-- Start TASK INPUT --
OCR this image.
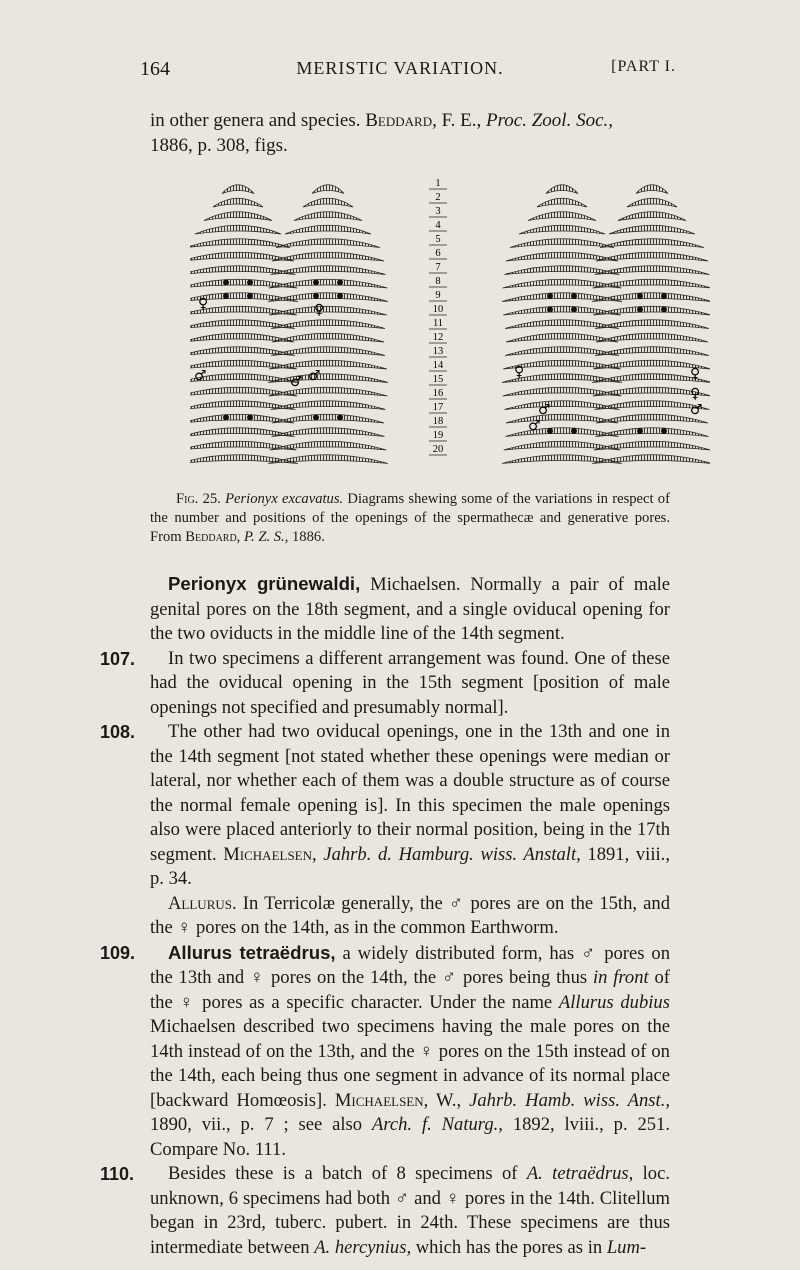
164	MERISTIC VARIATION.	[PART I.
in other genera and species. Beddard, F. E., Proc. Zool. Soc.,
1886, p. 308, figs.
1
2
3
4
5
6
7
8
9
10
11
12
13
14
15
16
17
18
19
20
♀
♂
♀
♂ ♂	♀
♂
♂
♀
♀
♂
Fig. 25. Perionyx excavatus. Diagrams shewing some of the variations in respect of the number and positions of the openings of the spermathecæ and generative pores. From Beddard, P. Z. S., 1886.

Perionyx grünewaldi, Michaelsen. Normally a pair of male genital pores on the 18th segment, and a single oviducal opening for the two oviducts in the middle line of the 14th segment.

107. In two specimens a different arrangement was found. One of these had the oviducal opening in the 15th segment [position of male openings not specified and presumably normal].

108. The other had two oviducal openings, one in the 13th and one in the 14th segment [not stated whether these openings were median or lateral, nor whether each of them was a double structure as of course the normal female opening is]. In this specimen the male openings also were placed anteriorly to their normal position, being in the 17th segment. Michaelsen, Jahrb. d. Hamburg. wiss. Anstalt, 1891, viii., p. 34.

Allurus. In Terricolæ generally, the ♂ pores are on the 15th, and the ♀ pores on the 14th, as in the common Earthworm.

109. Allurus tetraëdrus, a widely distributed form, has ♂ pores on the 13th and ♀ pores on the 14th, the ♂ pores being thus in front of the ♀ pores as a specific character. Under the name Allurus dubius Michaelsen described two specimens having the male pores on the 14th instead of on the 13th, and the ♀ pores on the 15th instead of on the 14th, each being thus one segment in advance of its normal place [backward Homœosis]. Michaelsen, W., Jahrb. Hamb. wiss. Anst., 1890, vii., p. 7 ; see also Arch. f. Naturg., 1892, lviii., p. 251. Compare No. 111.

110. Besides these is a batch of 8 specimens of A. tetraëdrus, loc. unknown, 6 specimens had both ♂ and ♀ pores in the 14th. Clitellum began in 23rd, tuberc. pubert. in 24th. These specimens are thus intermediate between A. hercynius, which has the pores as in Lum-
-- End TASK INPUT --
Within the records above, how many lines include the word "being"? State the number by itself.

**CORRECT ANSWER:**
2